*Aim:*
Substitute "row-select-checkbox" for "row-checkbox" in the lines beginning with the one that contains "row-checkbox[interactable] [16, 289, 32, 305]" and continuing through the one that contains "score-value: 6.79 [1002, 298, 1104, 325]", then write out those lines alone with nothing else changed.

-- BEGIN Dataset extract --

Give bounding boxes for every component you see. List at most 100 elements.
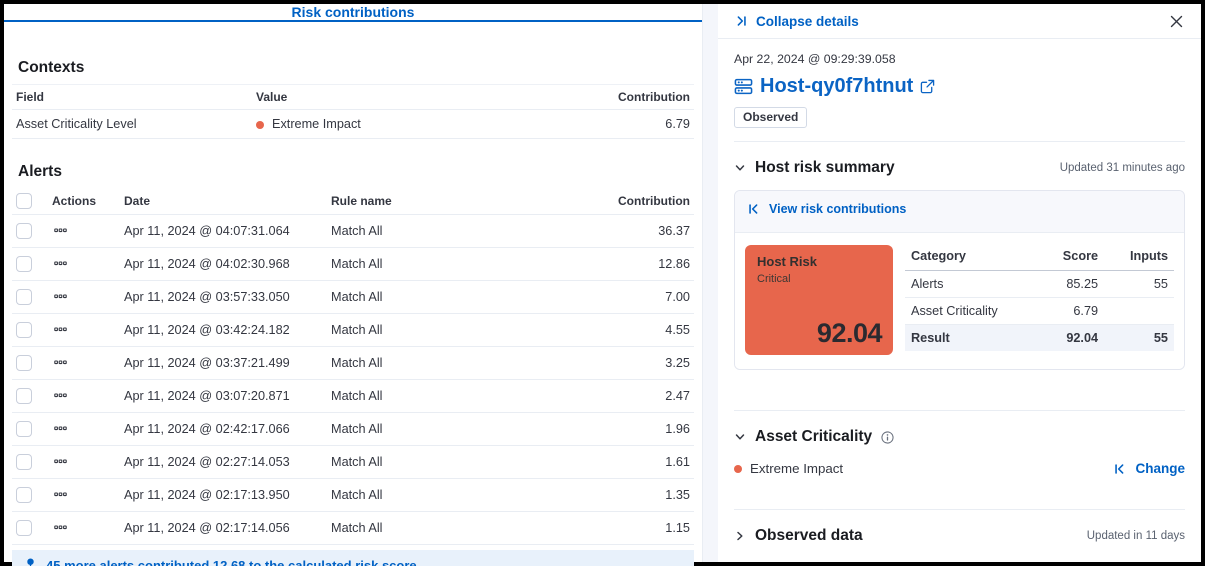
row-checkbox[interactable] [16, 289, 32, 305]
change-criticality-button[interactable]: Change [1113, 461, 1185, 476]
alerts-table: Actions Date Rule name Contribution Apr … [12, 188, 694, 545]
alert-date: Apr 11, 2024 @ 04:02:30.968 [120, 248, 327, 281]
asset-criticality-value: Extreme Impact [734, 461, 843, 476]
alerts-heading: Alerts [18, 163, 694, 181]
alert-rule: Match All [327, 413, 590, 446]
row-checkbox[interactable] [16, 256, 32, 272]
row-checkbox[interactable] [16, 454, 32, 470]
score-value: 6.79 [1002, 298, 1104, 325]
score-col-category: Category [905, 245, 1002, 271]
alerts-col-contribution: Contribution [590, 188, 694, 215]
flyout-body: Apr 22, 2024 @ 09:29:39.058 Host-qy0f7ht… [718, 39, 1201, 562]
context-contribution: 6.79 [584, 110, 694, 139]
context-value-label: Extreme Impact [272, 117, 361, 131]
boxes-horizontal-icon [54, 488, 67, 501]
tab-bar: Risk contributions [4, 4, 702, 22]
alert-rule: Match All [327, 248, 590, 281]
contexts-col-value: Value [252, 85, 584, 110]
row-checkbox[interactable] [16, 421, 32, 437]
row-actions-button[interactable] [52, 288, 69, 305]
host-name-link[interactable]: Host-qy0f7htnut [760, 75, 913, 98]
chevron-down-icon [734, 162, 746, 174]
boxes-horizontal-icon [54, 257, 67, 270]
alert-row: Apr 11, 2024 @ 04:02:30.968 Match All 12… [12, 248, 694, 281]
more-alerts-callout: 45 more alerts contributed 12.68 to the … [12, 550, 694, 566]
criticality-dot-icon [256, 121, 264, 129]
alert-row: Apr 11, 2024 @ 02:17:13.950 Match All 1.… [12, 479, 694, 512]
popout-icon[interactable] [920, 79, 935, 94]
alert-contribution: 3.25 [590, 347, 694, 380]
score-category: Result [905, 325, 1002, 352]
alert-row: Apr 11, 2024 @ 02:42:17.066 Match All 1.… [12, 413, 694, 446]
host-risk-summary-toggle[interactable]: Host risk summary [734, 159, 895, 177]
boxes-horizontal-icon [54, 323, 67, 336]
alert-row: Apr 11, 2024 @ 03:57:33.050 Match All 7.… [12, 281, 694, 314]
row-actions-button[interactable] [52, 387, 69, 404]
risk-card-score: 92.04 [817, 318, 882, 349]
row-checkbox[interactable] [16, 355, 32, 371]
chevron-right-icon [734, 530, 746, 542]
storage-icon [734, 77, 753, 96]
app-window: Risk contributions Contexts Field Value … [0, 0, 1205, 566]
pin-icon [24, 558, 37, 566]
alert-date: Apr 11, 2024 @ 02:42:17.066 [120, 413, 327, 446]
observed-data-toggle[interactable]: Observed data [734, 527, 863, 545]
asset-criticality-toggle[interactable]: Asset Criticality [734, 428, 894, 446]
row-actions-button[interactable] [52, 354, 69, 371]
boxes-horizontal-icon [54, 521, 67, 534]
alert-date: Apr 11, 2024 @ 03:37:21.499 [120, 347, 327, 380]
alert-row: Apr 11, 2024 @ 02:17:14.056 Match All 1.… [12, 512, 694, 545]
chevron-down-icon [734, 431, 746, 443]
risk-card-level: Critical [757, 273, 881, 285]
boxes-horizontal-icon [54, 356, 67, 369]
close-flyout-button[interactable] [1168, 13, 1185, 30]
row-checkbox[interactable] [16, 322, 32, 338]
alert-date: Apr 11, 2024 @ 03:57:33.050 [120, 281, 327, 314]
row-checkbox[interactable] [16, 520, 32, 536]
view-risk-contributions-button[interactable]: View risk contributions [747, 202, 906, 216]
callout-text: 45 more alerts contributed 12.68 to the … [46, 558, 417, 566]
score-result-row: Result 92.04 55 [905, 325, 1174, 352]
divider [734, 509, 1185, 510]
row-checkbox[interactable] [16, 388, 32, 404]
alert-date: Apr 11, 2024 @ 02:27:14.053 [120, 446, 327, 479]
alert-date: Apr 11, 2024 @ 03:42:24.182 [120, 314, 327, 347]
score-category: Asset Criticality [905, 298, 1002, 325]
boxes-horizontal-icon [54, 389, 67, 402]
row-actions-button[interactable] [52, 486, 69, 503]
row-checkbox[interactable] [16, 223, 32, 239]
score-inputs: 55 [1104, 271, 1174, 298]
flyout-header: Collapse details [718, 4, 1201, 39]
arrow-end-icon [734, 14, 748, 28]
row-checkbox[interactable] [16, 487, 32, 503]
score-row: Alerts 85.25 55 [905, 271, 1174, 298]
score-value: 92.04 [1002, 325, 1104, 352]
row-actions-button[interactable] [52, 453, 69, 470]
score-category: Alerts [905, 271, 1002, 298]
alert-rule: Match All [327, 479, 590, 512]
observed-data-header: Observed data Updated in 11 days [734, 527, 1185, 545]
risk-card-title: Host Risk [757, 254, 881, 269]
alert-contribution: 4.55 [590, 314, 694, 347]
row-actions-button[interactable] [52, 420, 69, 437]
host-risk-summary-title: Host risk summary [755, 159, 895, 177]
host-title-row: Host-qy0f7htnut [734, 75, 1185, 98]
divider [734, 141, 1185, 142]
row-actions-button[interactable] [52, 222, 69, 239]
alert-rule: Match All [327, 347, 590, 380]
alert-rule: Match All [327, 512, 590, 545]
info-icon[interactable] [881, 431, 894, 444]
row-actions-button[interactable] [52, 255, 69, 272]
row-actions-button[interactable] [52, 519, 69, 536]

-- END Dataset extract --

*Solution:*
row-select-checkbox[interactable] [16, 289, 32, 305]
change-criticality-button[interactable]: Change [1113, 461, 1185, 476]
alerts-table: Actions Date Rule name Contribution Apr … [12, 188, 694, 545]
alert-date: Apr 11, 2024 @ 04:02:30.968 [120, 248, 327, 281]
asset-criticality-value: Extreme Impact [734, 461, 843, 476]
alerts-heading: Alerts [18, 163, 694, 181]
alert-rule: Match All [327, 413, 590, 446]
row-select-checkbox[interactable] [16, 256, 32, 272]
row-select-checkbox[interactable] [16, 454, 32, 470]
score-value: 6.79 [1002, 298, 1104, 325]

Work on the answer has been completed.